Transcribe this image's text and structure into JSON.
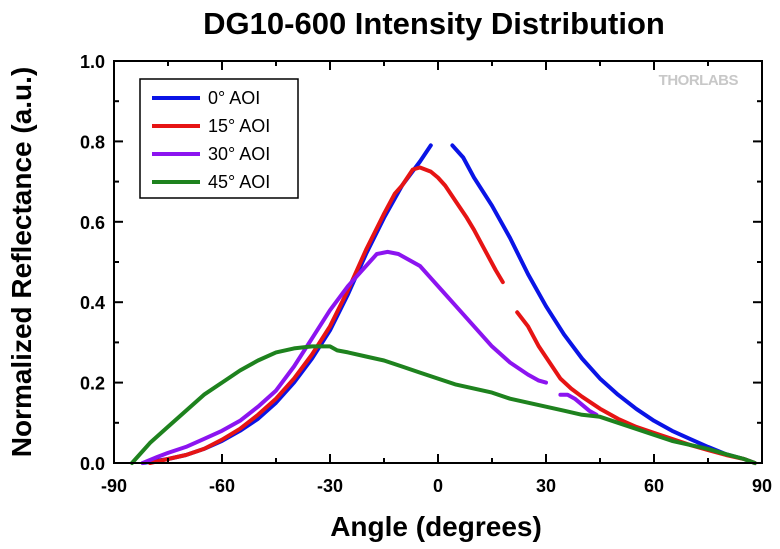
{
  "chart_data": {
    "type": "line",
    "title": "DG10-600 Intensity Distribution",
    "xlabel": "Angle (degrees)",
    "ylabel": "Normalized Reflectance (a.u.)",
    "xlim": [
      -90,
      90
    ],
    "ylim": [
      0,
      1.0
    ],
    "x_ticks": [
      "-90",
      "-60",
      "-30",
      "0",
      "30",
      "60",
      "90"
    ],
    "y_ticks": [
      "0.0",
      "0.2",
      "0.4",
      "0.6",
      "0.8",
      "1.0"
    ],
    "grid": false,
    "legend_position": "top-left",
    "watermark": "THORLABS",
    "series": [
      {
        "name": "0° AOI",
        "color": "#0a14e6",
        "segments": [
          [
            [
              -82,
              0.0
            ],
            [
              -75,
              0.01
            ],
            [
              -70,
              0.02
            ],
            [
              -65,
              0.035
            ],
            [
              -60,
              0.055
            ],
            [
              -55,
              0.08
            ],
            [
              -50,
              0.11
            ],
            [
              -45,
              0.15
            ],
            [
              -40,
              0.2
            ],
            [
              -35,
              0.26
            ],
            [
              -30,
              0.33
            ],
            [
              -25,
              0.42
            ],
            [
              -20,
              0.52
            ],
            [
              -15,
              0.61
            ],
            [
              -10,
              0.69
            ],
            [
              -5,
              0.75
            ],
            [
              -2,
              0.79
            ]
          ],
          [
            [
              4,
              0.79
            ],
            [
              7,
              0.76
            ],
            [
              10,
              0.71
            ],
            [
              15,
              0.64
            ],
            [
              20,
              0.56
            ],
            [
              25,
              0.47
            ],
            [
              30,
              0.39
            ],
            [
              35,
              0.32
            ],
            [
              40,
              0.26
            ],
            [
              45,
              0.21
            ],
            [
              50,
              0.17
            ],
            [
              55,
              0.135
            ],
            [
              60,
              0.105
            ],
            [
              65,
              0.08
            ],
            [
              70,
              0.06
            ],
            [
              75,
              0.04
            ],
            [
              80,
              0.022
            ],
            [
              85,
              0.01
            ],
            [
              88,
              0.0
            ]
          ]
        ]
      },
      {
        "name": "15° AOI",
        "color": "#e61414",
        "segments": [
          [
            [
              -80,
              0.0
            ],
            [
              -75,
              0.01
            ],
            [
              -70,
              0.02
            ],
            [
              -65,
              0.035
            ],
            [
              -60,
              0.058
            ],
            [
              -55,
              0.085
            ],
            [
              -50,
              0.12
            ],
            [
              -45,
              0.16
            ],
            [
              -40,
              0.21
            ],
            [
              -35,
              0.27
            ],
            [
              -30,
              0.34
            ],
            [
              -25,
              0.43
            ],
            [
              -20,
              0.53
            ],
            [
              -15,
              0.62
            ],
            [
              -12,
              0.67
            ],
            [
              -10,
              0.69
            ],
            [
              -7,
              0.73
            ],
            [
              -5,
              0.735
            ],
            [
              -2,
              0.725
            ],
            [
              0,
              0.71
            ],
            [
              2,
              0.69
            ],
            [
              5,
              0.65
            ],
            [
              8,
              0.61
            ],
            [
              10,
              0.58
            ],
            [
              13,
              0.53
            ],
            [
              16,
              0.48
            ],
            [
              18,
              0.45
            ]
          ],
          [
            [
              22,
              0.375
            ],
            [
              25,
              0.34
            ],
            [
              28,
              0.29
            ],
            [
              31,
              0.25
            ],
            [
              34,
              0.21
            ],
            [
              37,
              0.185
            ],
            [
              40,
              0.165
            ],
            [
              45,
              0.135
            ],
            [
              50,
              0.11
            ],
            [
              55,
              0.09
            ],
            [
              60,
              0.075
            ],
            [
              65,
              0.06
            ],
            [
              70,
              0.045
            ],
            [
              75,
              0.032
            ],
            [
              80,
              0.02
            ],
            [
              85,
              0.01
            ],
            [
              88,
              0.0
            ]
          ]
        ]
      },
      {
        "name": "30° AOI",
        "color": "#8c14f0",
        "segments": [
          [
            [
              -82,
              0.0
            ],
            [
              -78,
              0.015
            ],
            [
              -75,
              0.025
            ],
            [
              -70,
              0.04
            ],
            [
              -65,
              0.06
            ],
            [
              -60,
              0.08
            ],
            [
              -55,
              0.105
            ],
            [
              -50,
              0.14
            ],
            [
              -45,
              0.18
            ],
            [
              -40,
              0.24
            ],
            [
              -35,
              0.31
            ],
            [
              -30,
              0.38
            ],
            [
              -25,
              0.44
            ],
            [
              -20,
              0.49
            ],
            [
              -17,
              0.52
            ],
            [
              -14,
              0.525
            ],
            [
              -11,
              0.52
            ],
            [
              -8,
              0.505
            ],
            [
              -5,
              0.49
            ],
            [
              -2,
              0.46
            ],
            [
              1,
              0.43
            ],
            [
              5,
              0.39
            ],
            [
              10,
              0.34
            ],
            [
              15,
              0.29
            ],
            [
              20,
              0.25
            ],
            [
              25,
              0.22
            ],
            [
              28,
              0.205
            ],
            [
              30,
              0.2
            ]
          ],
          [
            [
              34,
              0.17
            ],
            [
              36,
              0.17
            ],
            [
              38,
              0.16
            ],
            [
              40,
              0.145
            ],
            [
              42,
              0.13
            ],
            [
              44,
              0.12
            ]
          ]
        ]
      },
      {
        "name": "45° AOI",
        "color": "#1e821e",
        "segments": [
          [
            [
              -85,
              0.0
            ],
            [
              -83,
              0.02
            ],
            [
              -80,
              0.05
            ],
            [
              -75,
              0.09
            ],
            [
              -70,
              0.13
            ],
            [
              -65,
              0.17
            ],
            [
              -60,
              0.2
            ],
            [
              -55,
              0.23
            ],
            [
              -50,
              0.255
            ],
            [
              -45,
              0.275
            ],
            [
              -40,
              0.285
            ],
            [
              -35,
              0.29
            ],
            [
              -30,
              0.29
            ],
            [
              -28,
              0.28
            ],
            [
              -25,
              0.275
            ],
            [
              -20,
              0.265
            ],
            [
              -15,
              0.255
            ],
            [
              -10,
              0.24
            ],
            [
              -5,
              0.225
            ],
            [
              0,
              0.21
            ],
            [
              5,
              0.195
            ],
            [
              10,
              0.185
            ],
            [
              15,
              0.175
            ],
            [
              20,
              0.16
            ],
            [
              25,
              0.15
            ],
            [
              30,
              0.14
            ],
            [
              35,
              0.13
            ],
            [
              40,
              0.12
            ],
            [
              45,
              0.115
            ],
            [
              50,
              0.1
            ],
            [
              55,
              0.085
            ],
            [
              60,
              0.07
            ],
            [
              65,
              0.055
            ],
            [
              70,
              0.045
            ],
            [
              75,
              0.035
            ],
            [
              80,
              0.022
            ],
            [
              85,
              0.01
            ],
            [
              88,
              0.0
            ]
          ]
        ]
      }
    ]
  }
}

**What is expected**
Find the lines above that include the string "name" and copy them.

**Exercise response**
        "name": "0° AOI",
        "name": "15° AOI",
        "name": "30° AOI",
        "name": "45° AOI",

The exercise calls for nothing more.